== Problem ==
Each line that holds the word "candle" is to be identified and copied.

— START —

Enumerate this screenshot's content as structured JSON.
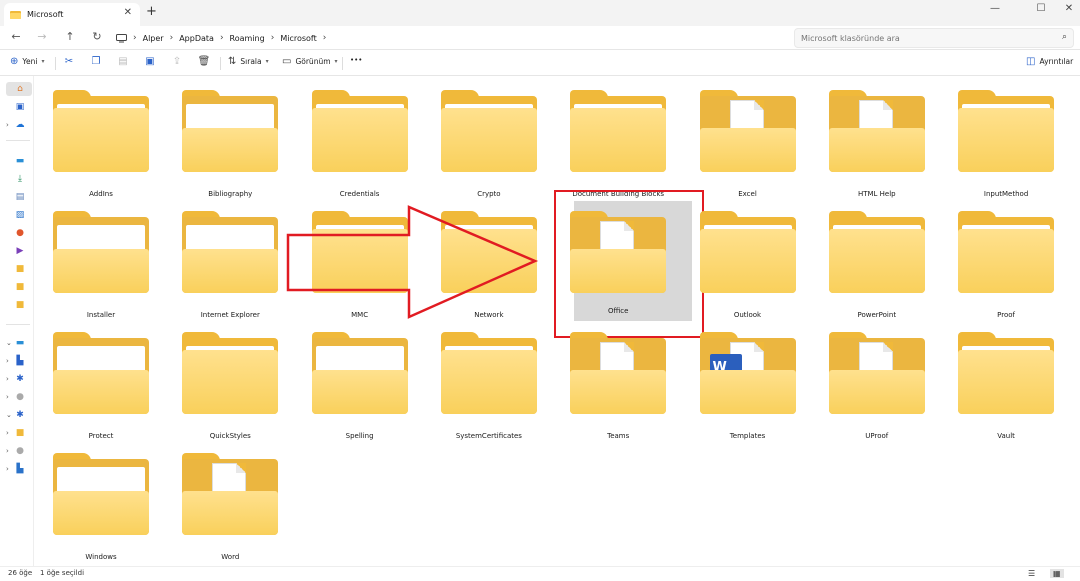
{
  "window": {
    "tab_title": "Microsoft",
    "tab_close": "✕",
    "new_tab": "+",
    "minimize": "—",
    "maximize": "☐",
    "close": "✕"
  },
  "address": {
    "breadcrumb": [
      "Alper",
      "AppData",
      "Roaming",
      "Microsoft"
    ],
    "search_placeholder": "Microsoft klasöründe ara"
  },
  "commands": {
    "new_label": "Yeni",
    "sort_label": "Sırala",
    "view_label": "Görünüm",
    "more_label": "•••",
    "details_label": "Ayrıntılar"
  },
  "folders": [
    {
      "name": "AddIns",
      "kind": "plain"
    },
    {
      "name": "Bibliography",
      "kind": "paper"
    },
    {
      "name": "Credentials",
      "kind": "plain"
    },
    {
      "name": "Crypto",
      "kind": "plain"
    },
    {
      "name": "Document Building Blocks",
      "kind": "plain"
    },
    {
      "name": "Excel",
      "kind": "doc"
    },
    {
      "name": "HTML Help",
      "kind": "doc"
    },
    {
      "name": "InputMethod",
      "kind": "plain"
    },
    {
      "name": "Installer",
      "kind": "paper"
    },
    {
      "name": "Internet Explorer",
      "kind": "paper"
    },
    {
      "name": "MMC",
      "kind": "plain"
    },
    {
      "name": "Network",
      "kind": "plain"
    },
    {
      "name": "Office",
      "kind": "doc",
      "selected": true
    },
    {
      "name": "Outlook",
      "kind": "plain"
    },
    {
      "name": "PowerPoint",
      "kind": "plain"
    },
    {
      "name": "Proof",
      "kind": "plain"
    },
    {
      "name": "Protect",
      "kind": "paper"
    },
    {
      "name": "QuickStyles",
      "kind": "plain"
    },
    {
      "name": "Spelling",
      "kind": "paper"
    },
    {
      "name": "SystemCertificates",
      "kind": "plain"
    },
    {
      "name": "Teams",
      "kind": "doc"
    },
    {
      "name": "Templates",
      "kind": "word",
      "badge": "W"
    },
    {
      "name": "UProof",
      "kind": "doc"
    },
    {
      "name": "Vault",
      "kind": "plain"
    },
    {
      "name": "Windows",
      "kind": "paper"
    },
    {
      "name": "Word",
      "kind": "doc"
    }
  ],
  "status": {
    "item_count": "26 öğe",
    "selection": "1 öğe seçildi"
  },
  "colors": {
    "highlight_red": "#e11b22",
    "folder_front": "#f9d05b",
    "folder_back": "#f0b93a",
    "selection_bg": "#d8d8d8"
  }
}
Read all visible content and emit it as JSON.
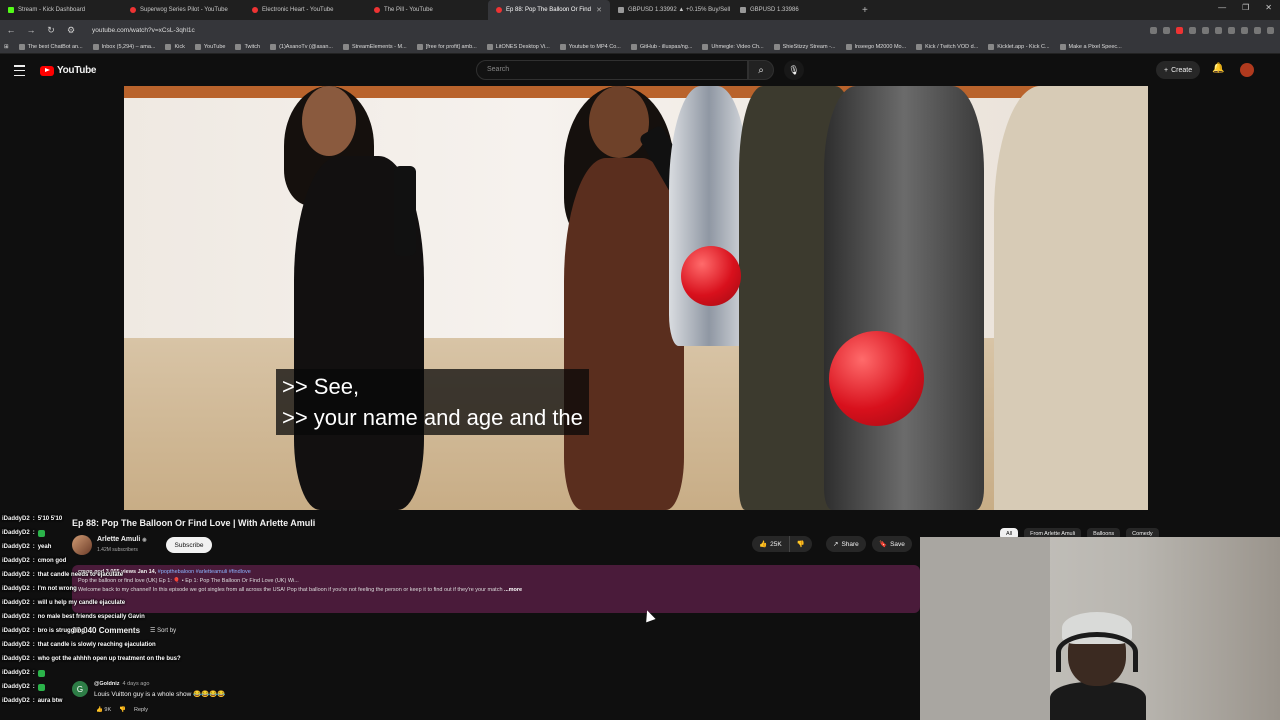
{
  "browser": {
    "tabs": [
      {
        "title": "Stream - Kick Dashboard",
        "type": "k"
      },
      {
        "title": "Superwog Series Pilot - YouTube",
        "type": "yt"
      },
      {
        "title": "Electronic Heart - YouTube",
        "type": "yt"
      },
      {
        "title": "The Pill - YouTube",
        "type": "yt"
      },
      {
        "title": "Ep 88: Pop The Balloon Or Find",
        "type": "yt",
        "active": true
      },
      {
        "title": "GBPUSD 1.33992 ▲ +0.15% Buy/Sell",
        "type": "d"
      },
      {
        "title": "GBPUSD 1.33986",
        "type": "d"
      }
    ],
    "url": "youtube.com/watch?v=xCsL-3qhl1c",
    "bookmarks": [
      "The best ChatBot an...",
      "Inbox (5,294) – ama...",
      "Kick",
      "YouTube",
      "Twitch",
      "(1)AsanoTv (@asan...",
      "StreamElements - M...",
      "[free for profit] amb...",
      "LitONES Desktop Vi...",
      "Youtube to MP4 Co...",
      "GitHub - illuspas/ng...",
      "Uhmegle: Video Ch...",
      "ShieStizzy Stream -...",
      "Inseego M2000 Mo...",
      "Kick / Twitch VOD d...",
      "Kicklet.app - Kick C...",
      "Make a Pixel Speec..."
    ]
  },
  "youtube": {
    "logo_text": "YouTube",
    "search_placeholder": "Search",
    "create_label": "Create"
  },
  "video": {
    "caption_line1": ">> See,",
    "caption_line2": ">> your name and age and the",
    "title": "Ep 88: Pop The Balloon Or Find Love | With Arlette Amuli",
    "channel_name": "Arlette Amuli",
    "subscribers": "1.42M subscribers",
    "subscribe_label": "Subscribe",
    "likes": "25K",
    "share_label": "Share",
    "save_label": "Save",
    "description": {
      "meta": "cmon god 3,055 views  Jan 14,",
      "tags": "#popthebaloon #arletteamuli #findlove",
      "line2": "Pop the balloon or find love (UK) Ep 1: 🎈 • Ep 1: Pop The Balloon Or Find Love (UK) Wi...",
      "line3": "Welcome back to my channel! In this episode we got singles from all across the USA! Pop that balloon if you're not feeling the person or keep it to find out if they're your match",
      "more": "...more"
    },
    "comments_count": "10,040 Comments",
    "sort_label": "Sort by"
  },
  "chips": [
    "All",
    "From Arlette Amuli",
    "Balloons",
    "Comedy"
  ],
  "chat": [
    {
      "user": "iDaddyD2",
      "text": "5'10 5'10"
    },
    {
      "user": "iDaddyD2",
      "text": ""
    },
    {
      "user": "iDaddyD2",
      "text": "yeah"
    },
    {
      "user": "iDaddyD2",
      "text": "cmon god"
    },
    {
      "user": "iDaddyD2",
      "text": "that candle needs to ejaculate"
    },
    {
      "user": "iDaddyD2",
      "text": "I'm not wrong"
    },
    {
      "user": "iDaddyD2",
      "text": "will u help my candle ejaculate"
    },
    {
      "user": "iDaddyD2",
      "text": "no male best friends especially Gavin"
    },
    {
      "user": "iDaddyD2",
      "text": "bro is struggling"
    },
    {
      "user": "iDaddyD2",
      "text": "that candle is slowly reaching ejaculation"
    },
    {
      "user": "iDaddyD2",
      "text": "who got the ahhhh open up treatment on the bus?"
    },
    {
      "user": "iDaddyD2",
      "text": ""
    },
    {
      "user": "iDaddyD2",
      "text": ""
    },
    {
      "user": "iDaddyD2",
      "text": "aura btw"
    }
  ],
  "comment": {
    "avatar_letter": "G",
    "user": "@Goldniz",
    "time": "4 days ago",
    "text": "Louis Vuitton guy is a whole show 😂😂😂😂",
    "likes": "9K",
    "reply_label": "Reply"
  },
  "colors": {
    "accent": "#ff0000",
    "background": "#0f0f0f",
    "description_bg": "#4a1b3a"
  }
}
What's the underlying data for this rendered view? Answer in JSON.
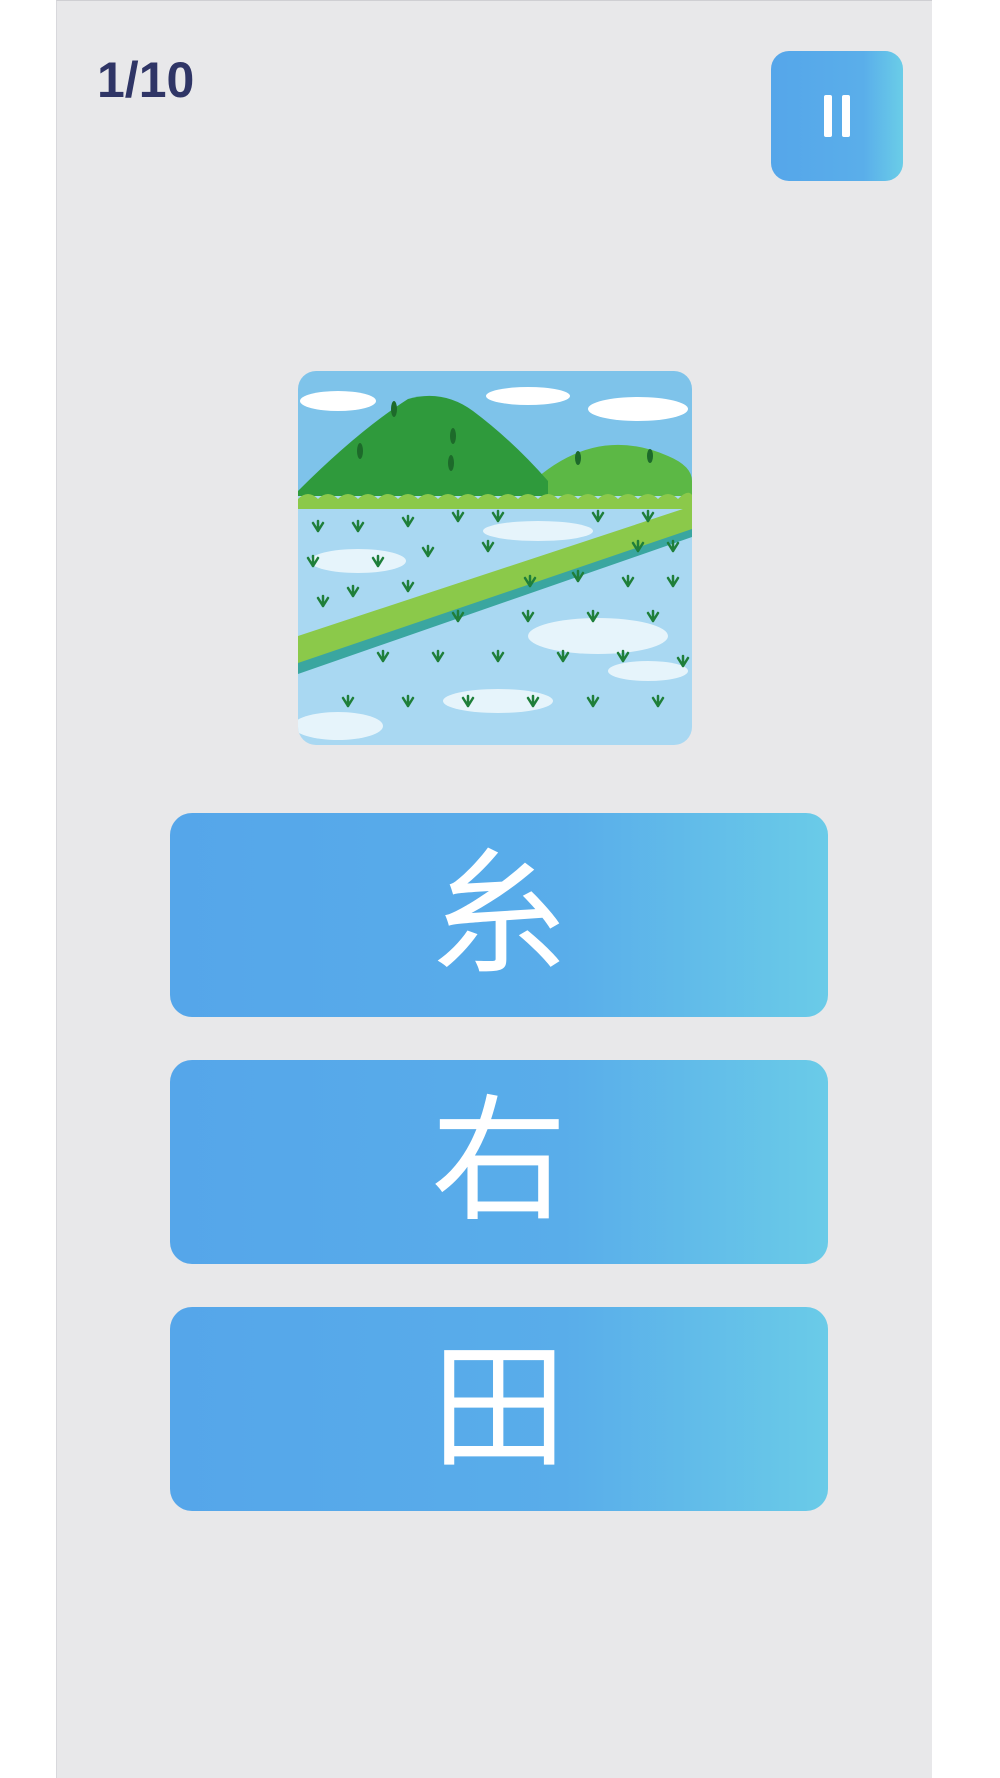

— END —

== Answer in full ==
      "text": "that candle needs to ejaculate"
      "text": "will u help my candle ejaculate"
      "text": "that candle is slowly reaching ejaculation"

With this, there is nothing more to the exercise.